*Work to be completed:* Find each line with the string "panel" and copy it.

*Material for this task:*
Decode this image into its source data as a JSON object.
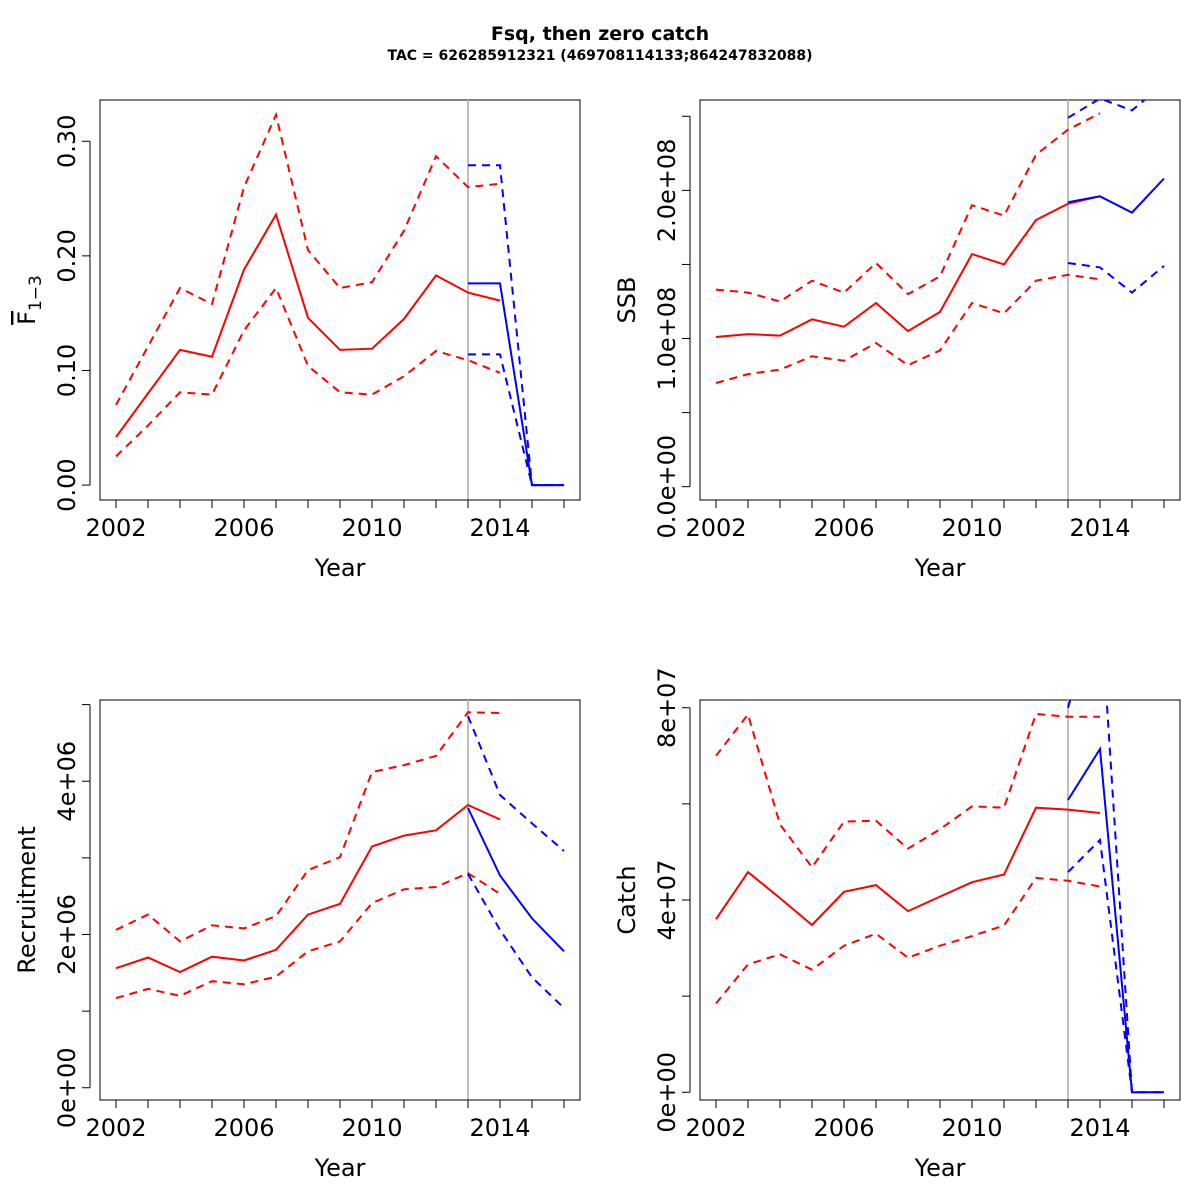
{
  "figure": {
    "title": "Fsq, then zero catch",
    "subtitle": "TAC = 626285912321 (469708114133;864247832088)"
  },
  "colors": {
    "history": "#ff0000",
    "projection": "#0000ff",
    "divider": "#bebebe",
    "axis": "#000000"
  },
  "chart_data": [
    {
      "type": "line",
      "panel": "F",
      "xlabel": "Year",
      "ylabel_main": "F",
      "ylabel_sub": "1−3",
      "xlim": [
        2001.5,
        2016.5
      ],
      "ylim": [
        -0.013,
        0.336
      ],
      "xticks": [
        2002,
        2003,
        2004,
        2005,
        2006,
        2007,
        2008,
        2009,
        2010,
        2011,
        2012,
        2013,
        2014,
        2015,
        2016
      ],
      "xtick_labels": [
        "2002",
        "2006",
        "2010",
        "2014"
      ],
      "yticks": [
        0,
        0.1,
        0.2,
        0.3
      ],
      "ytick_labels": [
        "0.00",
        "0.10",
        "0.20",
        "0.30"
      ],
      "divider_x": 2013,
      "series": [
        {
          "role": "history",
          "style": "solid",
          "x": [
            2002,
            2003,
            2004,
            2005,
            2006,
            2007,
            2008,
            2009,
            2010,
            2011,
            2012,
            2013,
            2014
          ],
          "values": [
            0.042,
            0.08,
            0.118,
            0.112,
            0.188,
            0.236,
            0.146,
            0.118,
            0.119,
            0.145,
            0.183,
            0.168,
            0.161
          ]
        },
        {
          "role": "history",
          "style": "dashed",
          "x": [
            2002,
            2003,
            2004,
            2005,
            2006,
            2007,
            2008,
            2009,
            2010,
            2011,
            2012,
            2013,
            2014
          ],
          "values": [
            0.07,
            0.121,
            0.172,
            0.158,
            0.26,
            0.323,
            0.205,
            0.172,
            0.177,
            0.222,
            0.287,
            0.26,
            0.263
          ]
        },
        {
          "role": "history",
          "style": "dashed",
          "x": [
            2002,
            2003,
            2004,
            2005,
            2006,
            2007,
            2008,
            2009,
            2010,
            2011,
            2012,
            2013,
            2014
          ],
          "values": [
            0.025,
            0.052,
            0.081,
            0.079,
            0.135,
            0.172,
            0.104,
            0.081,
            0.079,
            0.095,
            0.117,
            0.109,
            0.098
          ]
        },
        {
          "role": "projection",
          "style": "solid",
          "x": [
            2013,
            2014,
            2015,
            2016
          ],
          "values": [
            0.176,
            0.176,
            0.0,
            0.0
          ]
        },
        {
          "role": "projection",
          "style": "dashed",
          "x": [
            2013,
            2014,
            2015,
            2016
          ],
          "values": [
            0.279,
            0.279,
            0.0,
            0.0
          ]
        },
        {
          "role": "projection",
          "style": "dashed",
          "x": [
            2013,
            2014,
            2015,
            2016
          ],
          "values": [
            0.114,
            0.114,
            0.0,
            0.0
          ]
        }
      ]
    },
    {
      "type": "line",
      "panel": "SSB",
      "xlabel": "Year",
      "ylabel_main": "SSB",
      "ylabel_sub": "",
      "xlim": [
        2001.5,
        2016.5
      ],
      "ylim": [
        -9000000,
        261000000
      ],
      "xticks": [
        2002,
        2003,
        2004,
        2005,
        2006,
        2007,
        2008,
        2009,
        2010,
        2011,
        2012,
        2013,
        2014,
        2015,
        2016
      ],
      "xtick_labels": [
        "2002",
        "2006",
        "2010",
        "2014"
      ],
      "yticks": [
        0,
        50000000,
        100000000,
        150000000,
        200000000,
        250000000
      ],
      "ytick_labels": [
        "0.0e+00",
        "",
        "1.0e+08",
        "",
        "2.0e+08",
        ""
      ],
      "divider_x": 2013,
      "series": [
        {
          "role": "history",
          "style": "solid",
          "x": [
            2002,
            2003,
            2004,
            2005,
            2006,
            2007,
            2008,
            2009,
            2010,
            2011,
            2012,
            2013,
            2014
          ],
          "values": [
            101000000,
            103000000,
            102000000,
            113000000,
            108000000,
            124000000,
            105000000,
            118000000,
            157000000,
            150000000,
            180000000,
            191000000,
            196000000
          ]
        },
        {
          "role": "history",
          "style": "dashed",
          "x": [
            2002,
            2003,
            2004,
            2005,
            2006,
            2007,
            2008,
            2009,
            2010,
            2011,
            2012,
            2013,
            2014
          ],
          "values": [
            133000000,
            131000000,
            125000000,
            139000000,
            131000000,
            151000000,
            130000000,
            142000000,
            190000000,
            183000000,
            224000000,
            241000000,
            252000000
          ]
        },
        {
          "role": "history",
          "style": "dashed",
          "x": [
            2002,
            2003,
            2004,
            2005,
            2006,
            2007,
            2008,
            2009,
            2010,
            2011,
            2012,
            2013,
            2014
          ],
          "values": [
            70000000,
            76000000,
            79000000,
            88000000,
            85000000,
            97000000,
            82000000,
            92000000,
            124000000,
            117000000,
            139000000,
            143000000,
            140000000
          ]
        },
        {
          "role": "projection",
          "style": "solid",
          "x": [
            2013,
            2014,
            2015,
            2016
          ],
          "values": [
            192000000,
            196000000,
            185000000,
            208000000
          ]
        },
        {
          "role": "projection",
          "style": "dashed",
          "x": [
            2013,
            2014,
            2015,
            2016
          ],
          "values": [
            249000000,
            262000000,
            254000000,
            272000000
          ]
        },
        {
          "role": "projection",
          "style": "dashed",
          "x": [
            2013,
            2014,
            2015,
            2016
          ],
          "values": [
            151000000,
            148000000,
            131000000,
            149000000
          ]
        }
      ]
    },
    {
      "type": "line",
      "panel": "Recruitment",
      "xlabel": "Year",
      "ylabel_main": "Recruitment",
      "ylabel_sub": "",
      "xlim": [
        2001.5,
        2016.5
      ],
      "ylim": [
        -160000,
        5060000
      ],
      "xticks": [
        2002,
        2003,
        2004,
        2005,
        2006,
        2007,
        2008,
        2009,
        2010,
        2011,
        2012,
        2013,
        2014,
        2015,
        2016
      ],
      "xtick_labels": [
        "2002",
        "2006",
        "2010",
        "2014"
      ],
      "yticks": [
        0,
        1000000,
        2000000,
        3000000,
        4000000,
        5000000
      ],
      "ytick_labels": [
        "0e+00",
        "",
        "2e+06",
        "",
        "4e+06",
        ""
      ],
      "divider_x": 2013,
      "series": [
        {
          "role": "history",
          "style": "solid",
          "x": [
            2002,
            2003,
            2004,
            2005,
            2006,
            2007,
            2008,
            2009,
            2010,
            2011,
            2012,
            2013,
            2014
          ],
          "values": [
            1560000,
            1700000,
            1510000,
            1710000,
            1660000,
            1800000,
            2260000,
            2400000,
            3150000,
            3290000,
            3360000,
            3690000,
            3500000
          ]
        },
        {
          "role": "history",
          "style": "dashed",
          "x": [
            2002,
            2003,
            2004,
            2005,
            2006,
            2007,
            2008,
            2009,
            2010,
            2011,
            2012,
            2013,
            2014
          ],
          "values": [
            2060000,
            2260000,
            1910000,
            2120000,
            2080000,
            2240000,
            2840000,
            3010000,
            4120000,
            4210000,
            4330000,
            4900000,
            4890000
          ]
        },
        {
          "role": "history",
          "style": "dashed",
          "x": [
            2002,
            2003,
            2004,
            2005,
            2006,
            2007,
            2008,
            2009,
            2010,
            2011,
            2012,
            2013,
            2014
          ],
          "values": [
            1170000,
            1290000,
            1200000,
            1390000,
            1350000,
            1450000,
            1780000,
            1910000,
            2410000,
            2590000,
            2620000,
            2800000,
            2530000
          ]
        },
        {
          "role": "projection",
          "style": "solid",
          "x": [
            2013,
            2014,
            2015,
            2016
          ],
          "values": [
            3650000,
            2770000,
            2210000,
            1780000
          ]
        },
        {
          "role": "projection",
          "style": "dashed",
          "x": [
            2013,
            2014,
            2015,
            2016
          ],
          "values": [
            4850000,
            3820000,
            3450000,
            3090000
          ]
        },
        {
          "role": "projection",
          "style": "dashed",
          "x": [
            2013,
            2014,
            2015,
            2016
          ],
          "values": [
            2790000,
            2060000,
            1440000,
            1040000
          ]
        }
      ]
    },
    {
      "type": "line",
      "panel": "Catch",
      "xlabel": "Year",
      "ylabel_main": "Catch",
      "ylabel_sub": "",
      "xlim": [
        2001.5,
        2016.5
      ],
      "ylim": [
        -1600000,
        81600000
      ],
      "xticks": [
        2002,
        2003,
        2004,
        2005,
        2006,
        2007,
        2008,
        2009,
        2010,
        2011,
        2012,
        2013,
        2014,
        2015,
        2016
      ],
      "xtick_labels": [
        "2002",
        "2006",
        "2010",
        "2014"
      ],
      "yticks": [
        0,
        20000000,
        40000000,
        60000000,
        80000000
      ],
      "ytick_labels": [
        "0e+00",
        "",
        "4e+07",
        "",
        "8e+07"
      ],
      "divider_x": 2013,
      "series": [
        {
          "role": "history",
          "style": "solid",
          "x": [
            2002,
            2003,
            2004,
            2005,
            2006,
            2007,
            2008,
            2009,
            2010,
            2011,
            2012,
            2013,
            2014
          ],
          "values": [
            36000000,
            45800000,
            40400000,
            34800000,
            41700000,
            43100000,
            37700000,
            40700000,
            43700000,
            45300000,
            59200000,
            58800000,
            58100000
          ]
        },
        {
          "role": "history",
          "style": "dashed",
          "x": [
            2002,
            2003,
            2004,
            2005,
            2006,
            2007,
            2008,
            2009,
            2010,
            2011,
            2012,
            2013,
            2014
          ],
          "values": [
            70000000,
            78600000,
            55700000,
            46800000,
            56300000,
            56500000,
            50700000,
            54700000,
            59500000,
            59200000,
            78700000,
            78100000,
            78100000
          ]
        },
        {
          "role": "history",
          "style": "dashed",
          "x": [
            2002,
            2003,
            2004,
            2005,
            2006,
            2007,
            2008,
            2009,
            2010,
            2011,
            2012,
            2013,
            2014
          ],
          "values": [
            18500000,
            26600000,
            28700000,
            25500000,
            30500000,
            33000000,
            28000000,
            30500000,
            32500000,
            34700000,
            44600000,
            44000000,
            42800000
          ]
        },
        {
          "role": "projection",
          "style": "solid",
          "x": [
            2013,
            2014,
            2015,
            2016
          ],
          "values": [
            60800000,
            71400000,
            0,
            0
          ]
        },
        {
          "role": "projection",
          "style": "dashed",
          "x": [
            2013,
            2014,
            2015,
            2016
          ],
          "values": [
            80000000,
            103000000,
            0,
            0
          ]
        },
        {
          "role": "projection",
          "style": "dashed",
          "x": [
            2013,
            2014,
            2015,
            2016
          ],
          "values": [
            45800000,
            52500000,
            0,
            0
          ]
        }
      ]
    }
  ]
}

*The reply:*
      "panel": "F",
      "panel": "SSB",
      "panel": "Recruitment",
      "panel": "Catch",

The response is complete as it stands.